| Short task |
Transcribe all the entries word for word, skipping the pictures.
# START OF Data rows
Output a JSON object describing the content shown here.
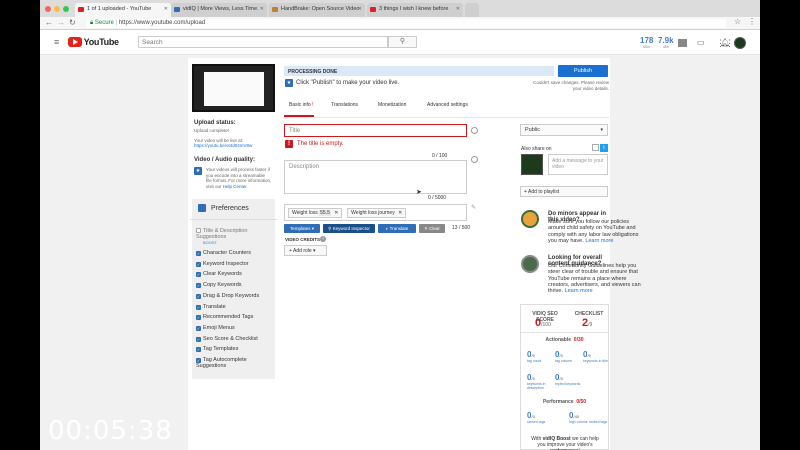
{
  "browser": {
    "tabs": [
      {
        "label": "1 of 1 uploaded - YouTube",
        "active": true,
        "icon_color": "#e02020"
      },
      {
        "label": "vidIQ | More Views, Less Time.",
        "active": false,
        "icon_color": "#2f6db5"
      },
      {
        "label": "HandBrake: Open Source Video",
        "active": false,
        "icon_color": "#c08030"
      },
      {
        "label": "3 things I wish I knew before",
        "active": false,
        "icon_color": "#e02020"
      }
    ],
    "secure_label": "Secure",
    "url": "https://www.youtube.com/upload"
  },
  "header": {
    "logo_text": "YouTube",
    "search_placeholder": "Search",
    "stats": [
      {
        "value": "178",
        "label": "60m"
      },
      {
        "value": "7.9k",
        "label": "48h"
      }
    ]
  },
  "left": {
    "upload_status_title": "Upload status:",
    "upload_status": "Upload complete!",
    "live_text": "Your video will be live at:",
    "video_link": "https://youtu.be/ot4d04mV8w",
    "quality_title": "Video / Audio quality:",
    "quality_text": "Your videos will process faster if you encode into a streamable file format. For more information, visit our",
    "help_center": "Help Center.",
    "preferences_title": "Preferences",
    "pref_first": "Title & Description Suggestions",
    "pref_boost": "BOOST",
    "prefs": [
      "Character Counters",
      "Keyword Inspector",
      "Clear Keywords",
      "Copy Keywords",
      "Drag & Drop Keywords",
      "Translate",
      "Recommended Tags",
      "Emoji Menus",
      "Seo Score & Checklist",
      "Tag Templates",
      "Tag Autocomplete Suggestions"
    ]
  },
  "main": {
    "processing": "PROCESSING DONE",
    "publish_hint": "Click \"Publish\" to make your video live.",
    "publish_label": "Publish",
    "save_note": "Couldn't save changes. Please review your video details.",
    "tabs": [
      "Basic info",
      "Translations",
      "Monetization",
      "Advanced settings"
    ],
    "title_placeholder": "Title",
    "title_error": "The title is empty.",
    "title_count": "0 / 100",
    "desc_placeholder": "Description",
    "desc_count": "0 / 5000",
    "tags": [
      {
        "label": "Weight loss",
        "score": "55.5"
      },
      {
        "label": "Weight loss journey",
        "score": ""
      }
    ],
    "tag_count": "13 / 500",
    "buttons": {
      "templates": "Templates",
      "keyword_inspector": "Keyword Inspector",
      "translate": "Translate",
      "clear": "Clear"
    },
    "video_credits": "VIDEO CREDITS",
    "add_role": "Add role"
  },
  "right": {
    "privacy": "Public",
    "also_share": "Also share on",
    "message_placeholder": "Add a message to your video",
    "add_playlist": "+ Add to playlist",
    "minors_title": "Do minors appear in this video?",
    "minors_text": "Make sure you follow our policies around child safety on YouTube and comply with any labor law obligations you may have.",
    "minors_link": "Learn more",
    "guidance_title": "Looking for overall content guidance?",
    "guidance_text": "Our Community Guidelines help you steer clear of trouble and ensure that YouTube remains a place where creators, advertisers, and viewers can thrive.",
    "guidance_link": "Learn more",
    "seo": {
      "score_label": "VIDIQ SEO SCORE",
      "score": "0",
      "score_den": "/100",
      "checklist_label": "CHECKLIST",
      "checklist": "2",
      "checklist_den": "/9",
      "actionable_label": "Actionable",
      "actionable": "0/30",
      "actionable_items": [
        {
          "value": "0",
          "den": "/5",
          "label": "tag count"
        },
        {
          "value": "0",
          "den": "/5",
          "label": "tag volume"
        },
        {
          "value": "0",
          "den": "/5",
          "label": "keywords in title"
        },
        {
          "value": "0",
          "den": "/5",
          "label": "keywords in description"
        },
        {
          "value": "0",
          "den": "/5",
          "label": "tripled keywords"
        }
      ],
      "performance_label": "Performance",
      "performance": "0/50",
      "performance_items": [
        {
          "value": "0",
          "den": "/5",
          "label": "ranked tags"
        },
        {
          "value": "0",
          "den": "/45",
          "label": "high volume ranked tags"
        }
      ],
      "boost_text_pre": "With",
      "boost_brand": "vidIQ Boost",
      "boost_text_post": "we can help you improve your video's performance!"
    }
  },
  "overlay_timer": "00:05:38"
}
# END OF Data rows
| Task output |
Output a JSON object describing the content shown here.
{
  "browser": {
    "tabs": [
      {
        "label": "1 of 1 uploaded - YouTube",
        "active": true,
        "icon_color": "#e02020"
      },
      {
        "label": "vidIQ | More Views, Less Time.",
        "active": false,
        "icon_color": "#2f6db5"
      },
      {
        "label": "HandBrake: Open Source Video",
        "active": false,
        "icon_color": "#c08030"
      },
      {
        "label": "3 things I wish I knew before",
        "active": false,
        "icon_color": "#e02020"
      }
    ],
    "secure_label": "Secure",
    "url": "https://www.youtube.com/upload"
  },
  "header": {
    "logo_text": "YouTube",
    "search_placeholder": "Search",
    "stats": [
      {
        "value": "178",
        "label": "60m"
      },
      {
        "value": "7.9k",
        "label": "48h"
      }
    ]
  },
  "left": {
    "upload_status_title": "Upload status:",
    "upload_status": "Upload complete!",
    "live_text": "Your video will be live at:",
    "video_link": "https://youtu.be/ot4d04mV8w",
    "quality_title": "Video / Audio quality:",
    "quality_text": "Your videos will process faster if you encode into a streamable file format. For more information, visit our",
    "help_center": "Help Center.",
    "preferences_title": "Preferences",
    "pref_first": "Title & Description Suggestions",
    "pref_boost": "BOOST",
    "prefs": [
      "Character Counters",
      "Keyword Inspector",
      "Clear Keywords",
      "Copy Keywords",
      "Drag & Drop Keywords",
      "Translate",
      "Recommended Tags",
      "Emoji Menus",
      "Seo Score & Checklist",
      "Tag Templates",
      "Tag Autocomplete Suggestions"
    ]
  },
  "main": {
    "processing": "PROCESSING DONE",
    "publish_hint": "Click \"Publish\" to make your video live.",
    "publish_label": "Publish",
    "save_note": "Couldn't save changes. Please review your video details.",
    "tabs": [
      "Basic info",
      "Translations",
      "Monetization",
      "Advanced settings"
    ],
    "title_placeholder": "Title",
    "title_error": "The title is empty.",
    "title_count": "0 / 100",
    "desc_placeholder": "Description",
    "desc_count": "0 / 5000",
    "tags": [
      {
        "label": "Weight loss",
        "score": "55.5"
      },
      {
        "label": "Weight loss journey",
        "score": ""
      }
    ],
    "tag_count": "13 / 500",
    "buttons": {
      "templates": "Templates",
      "keyword_inspector": "Keyword Inspector",
      "translate": "Translate",
      "clear": "Clear"
    },
    "video_credits": "VIDEO CREDITS",
    "add_role": "Add role"
  },
  "right": {
    "privacy": "Public",
    "also_share": "Also share on",
    "message_placeholder": "Add a message to your video",
    "add_playlist": "+ Add to playlist",
    "minors_title": "Do minors appear in this video?",
    "minors_text": "Make sure you follow our policies around child safety on YouTube and comply with any labor law obligations you may have.",
    "minors_link": "Learn more",
    "guidance_title": "Looking for overall content guidance?",
    "guidance_text": "Our Community Guidelines help you steer clear of trouble and ensure that YouTube remains a place where creators, advertisers, and viewers can thrive.",
    "guidance_link": "Learn more",
    "seo": {
      "score_label": "VIDIQ SEO SCORE",
      "score": "0",
      "score_den": "/100",
      "checklist_label": "CHECKLIST",
      "checklist": "2",
      "checklist_den": "/9",
      "actionable_label": "Actionable",
      "actionable": "0/30",
      "actionable_items": [
        {
          "value": "0",
          "den": "/5",
          "label": "tag count"
        },
        {
          "value": "0",
          "den": "/5",
          "label": "tag volume"
        },
        {
          "value": "0",
          "den": "/5",
          "label": "keywords in title"
        },
        {
          "value": "0",
          "den": "/5",
          "label": "keywords in description"
        },
        {
          "value": "0",
          "den": "/5",
          "label": "tripled keywords"
        }
      ],
      "performance_label": "Performance",
      "performance": "0/50",
      "performance_items": [
        {
          "value": "0",
          "den": "/5",
          "label": "ranked tags"
        },
        {
          "value": "0",
          "den": "/45",
          "label": "high volume ranked tags"
        }
      ],
      "boost_text_pre": "With",
      "boost_brand": "vidIQ Boost",
      "boost_text_post": "we can help you improve your video's performance!"
    }
  },
  "overlay_timer": "00:05:38"
}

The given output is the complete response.